**EXERCISE DIRECTIONS:**
Write out all of the data without omission, exactly as shown.

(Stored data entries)
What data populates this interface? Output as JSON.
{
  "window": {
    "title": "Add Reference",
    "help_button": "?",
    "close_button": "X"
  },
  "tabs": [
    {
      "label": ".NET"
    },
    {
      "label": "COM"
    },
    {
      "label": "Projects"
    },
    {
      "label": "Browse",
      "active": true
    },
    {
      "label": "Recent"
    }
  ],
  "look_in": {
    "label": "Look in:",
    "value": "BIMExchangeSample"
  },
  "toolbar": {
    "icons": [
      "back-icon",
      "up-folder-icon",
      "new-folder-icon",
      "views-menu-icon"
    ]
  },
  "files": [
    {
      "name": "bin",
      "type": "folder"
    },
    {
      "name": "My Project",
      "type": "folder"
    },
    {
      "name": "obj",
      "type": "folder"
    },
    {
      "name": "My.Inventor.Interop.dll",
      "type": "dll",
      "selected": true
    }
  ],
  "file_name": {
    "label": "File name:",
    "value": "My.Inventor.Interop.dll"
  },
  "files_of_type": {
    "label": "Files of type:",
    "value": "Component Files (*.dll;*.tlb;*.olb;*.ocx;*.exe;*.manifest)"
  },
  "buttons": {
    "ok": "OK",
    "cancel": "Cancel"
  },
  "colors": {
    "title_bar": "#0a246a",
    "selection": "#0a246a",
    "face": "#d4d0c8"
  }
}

**EXERCISE RESULT:**
What data populates this interface? Output as JSON.
{
  "window": {
    "title": "Add Reference",
    "help_button": "?",
    "close_button": "X"
  },
  "tabs": [
    {
      "label": ".NET"
    },
    {
      "label": "COM"
    },
    {
      "label": "Projects"
    },
    {
      "label": "Browse",
      "active": true
    },
    {
      "label": "Recent"
    }
  ],
  "look_in": {
    "label": "Look in:",
    "value": "BIMExchangeSample"
  },
  "toolbar": {
    "icons": [
      "back-icon",
      "up-folder-icon",
      "new-folder-icon",
      "views-menu-icon"
    ]
  },
  "files": [
    {
      "name": "bin",
      "type": "folder"
    },
    {
      "name": "My Project",
      "type": "folder"
    },
    {
      "name": "obj",
      "type": "folder"
    },
    {
      "name": "My.Inventor.Interop.dll",
      "type": "dll",
      "selected": true
    }
  ],
  "file_name": {
    "label": "File name:",
    "value": "My.Inventor.Interop.dll"
  },
  "files_of_type": {
    "label": "Files of type:",
    "value": "Component Files (*.dll;*.tlb;*.olb;*.ocx;*.exe;*.manifest)"
  },
  "buttons": {
    "ok": "OK",
    "cancel": "Cancel"
  },
  "colors": {
    "title_bar": "#0a246a",
    "selection": "#0a246a",
    "face": "#d4d0c8"
  }
}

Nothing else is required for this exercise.